Repeat the lines below exactly as they appear, but leave out the images.

═══ Given records

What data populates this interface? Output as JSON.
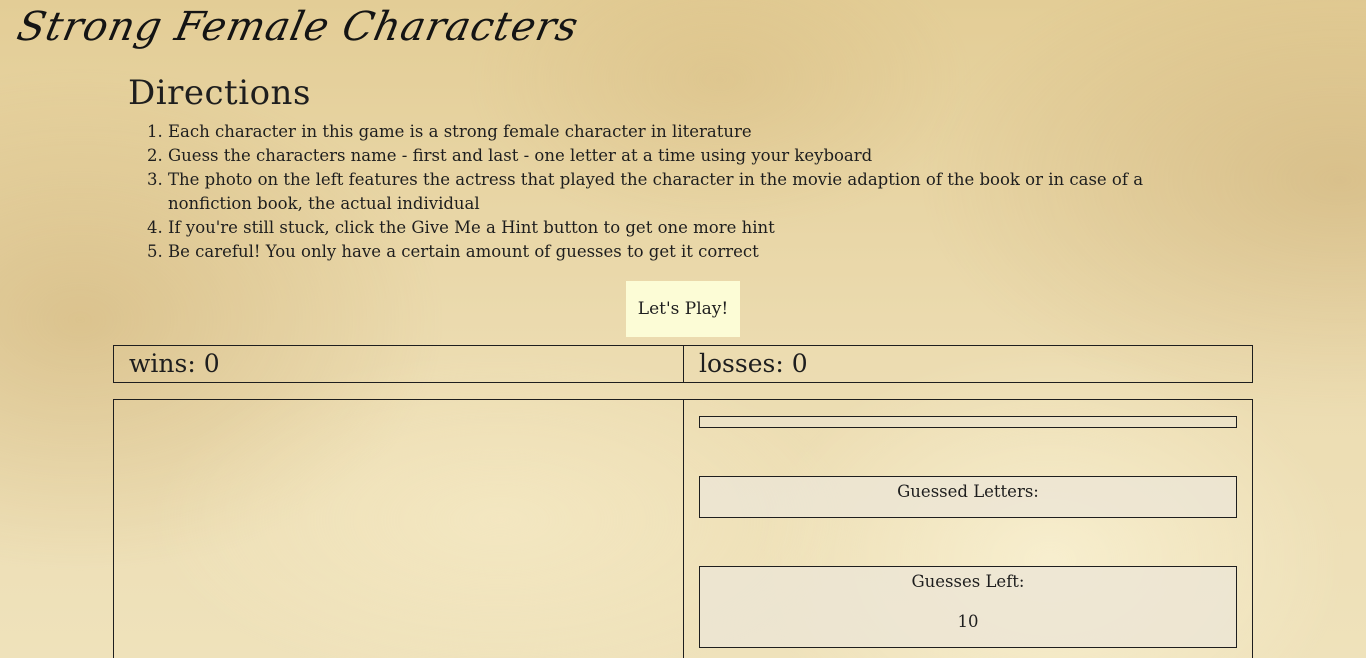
{
  "header": {
    "title": "Strong Female Characters"
  },
  "directions": {
    "heading": "Directions",
    "steps": [
      "Each character in this game is a strong female character in literature",
      "Guess the characters name - first and last - one letter at a time using your keyboard",
      "The photo on the left features the actress that played the character in the movie adaption of the book or in case of a nonfiction book, the actual individual",
      "If you're still stuck, click the Give Me a Hint button to get one more hint",
      "Be careful! You only have a certain amount of guesses to get it correct"
    ]
  },
  "play_button": {
    "label": "Let's Play!"
  },
  "score": {
    "wins": "wins: 0",
    "losses": "losses: 0"
  },
  "game": {
    "current_word": "",
    "guessed_letters_label": "Guessed Letters:",
    "guessed_letters": "",
    "guesses_left_label": "Guesses Left:",
    "guesses_left": "10"
  },
  "colors": {
    "button_bg": "#fcfcd6",
    "text": "#1e1e1e",
    "border": "#1e1e1e"
  }
}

══════

__Task response__.
What data populates this interface? Output as JSON.
{
  "header": {
    "title": "Strong Female Characters"
  },
  "directions": {
    "heading": "Directions",
    "steps": [
      "Each character in this game is a strong female character in literature",
      "Guess the characters name - first and last - one letter at a time using your keyboard",
      "The photo on the left features the actress that played the character in the movie adaption of the book or in case of a nonfiction book, the actual individual",
      "If you're still stuck, click the Give Me a Hint button to get one more hint",
      "Be careful! You only have a certain amount of guesses to get it correct"
    ]
  },
  "play_button": {
    "label": "Let's Play!"
  },
  "score": {
    "wins": "wins: 0",
    "losses": "losses: 0"
  },
  "game": {
    "current_word": "",
    "guessed_letters_label": "Guessed Letters:",
    "guessed_letters": "",
    "guesses_left_label": "Guesses Left:",
    "guesses_left": "10"
  },
  "colors": {
    "button_bg": "#fcfcd6",
    "text": "#1e1e1e",
    "border": "#1e1e1e"
  }
}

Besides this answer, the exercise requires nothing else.